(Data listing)
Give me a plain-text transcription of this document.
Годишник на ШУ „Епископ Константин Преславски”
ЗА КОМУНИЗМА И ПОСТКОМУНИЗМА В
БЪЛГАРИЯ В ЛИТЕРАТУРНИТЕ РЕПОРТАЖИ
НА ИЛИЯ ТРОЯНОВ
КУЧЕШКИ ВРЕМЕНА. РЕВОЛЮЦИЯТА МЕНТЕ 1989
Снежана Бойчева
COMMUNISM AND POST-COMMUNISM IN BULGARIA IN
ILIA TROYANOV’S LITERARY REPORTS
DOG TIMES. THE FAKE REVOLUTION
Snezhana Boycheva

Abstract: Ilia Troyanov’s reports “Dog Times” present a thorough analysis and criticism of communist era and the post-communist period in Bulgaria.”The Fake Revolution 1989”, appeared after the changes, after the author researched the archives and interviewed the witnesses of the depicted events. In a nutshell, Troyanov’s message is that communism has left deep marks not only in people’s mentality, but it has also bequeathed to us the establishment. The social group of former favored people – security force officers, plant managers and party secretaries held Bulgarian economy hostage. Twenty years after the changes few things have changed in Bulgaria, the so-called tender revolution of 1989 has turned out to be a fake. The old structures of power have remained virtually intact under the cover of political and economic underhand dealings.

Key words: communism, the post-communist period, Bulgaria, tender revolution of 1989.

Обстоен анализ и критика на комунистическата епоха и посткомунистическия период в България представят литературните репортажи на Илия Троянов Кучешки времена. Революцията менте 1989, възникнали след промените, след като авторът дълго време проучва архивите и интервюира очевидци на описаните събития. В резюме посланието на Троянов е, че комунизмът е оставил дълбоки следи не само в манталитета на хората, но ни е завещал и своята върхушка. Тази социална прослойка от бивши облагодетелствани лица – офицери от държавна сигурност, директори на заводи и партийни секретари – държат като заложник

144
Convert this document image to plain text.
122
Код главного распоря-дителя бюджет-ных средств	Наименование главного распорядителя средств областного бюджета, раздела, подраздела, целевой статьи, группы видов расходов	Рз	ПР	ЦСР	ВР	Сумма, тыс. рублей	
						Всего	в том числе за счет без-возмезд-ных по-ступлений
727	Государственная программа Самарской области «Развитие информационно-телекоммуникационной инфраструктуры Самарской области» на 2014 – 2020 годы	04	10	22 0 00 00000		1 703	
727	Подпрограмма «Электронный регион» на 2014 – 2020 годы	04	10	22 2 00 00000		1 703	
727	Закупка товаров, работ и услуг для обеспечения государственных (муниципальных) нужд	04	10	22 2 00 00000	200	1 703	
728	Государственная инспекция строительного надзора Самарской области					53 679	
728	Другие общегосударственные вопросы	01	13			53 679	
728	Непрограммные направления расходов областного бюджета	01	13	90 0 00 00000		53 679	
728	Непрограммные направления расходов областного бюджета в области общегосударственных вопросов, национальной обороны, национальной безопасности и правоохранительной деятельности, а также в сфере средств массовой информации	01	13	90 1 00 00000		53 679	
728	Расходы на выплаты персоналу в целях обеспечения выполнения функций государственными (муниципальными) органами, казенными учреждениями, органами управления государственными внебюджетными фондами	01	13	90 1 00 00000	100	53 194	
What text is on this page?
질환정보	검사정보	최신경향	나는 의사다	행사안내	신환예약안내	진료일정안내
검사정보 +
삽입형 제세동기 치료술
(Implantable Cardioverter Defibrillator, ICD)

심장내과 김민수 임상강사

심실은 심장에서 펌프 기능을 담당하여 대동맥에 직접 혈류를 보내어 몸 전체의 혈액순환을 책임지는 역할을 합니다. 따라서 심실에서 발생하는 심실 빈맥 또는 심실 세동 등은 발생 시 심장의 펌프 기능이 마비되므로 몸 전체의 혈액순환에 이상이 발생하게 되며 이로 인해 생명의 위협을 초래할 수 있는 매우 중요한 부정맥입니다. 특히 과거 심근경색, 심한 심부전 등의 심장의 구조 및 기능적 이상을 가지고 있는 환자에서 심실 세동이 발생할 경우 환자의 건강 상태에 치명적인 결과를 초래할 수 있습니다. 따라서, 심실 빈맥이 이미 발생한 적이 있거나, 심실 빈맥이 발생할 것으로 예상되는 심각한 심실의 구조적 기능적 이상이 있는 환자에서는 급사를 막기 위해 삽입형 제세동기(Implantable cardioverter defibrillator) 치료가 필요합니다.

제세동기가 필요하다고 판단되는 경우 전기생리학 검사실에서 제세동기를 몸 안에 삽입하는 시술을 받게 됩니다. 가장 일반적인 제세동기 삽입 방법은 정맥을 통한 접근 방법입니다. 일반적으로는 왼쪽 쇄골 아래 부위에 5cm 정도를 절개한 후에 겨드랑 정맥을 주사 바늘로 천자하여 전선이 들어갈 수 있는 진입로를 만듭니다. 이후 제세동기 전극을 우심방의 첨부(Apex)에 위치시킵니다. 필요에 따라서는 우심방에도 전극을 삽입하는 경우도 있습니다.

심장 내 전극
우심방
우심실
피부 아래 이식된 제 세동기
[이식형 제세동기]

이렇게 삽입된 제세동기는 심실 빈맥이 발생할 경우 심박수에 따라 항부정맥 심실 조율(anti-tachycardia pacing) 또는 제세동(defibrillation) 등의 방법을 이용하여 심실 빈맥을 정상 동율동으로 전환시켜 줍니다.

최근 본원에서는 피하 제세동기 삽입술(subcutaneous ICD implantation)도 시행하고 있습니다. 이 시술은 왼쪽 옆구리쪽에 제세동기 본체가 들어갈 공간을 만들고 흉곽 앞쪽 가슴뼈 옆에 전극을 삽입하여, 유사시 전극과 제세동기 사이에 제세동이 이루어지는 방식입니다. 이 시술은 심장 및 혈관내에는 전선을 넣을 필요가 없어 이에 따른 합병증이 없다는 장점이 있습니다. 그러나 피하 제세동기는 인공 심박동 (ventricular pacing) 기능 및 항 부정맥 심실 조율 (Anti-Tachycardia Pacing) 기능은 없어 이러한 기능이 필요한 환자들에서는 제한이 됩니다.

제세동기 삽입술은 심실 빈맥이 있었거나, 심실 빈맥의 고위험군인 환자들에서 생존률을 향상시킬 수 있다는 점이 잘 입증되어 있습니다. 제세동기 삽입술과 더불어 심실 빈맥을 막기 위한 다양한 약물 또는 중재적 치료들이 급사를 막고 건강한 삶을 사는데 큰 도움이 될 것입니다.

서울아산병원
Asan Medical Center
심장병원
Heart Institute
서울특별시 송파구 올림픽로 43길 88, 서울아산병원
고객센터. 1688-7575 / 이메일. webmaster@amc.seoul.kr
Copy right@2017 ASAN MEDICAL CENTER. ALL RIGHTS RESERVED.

(EXERCISE OBJECTIVE)
State, as a number only, how many lines in the entries include "Самарской".

(CORRECT RESULT)
2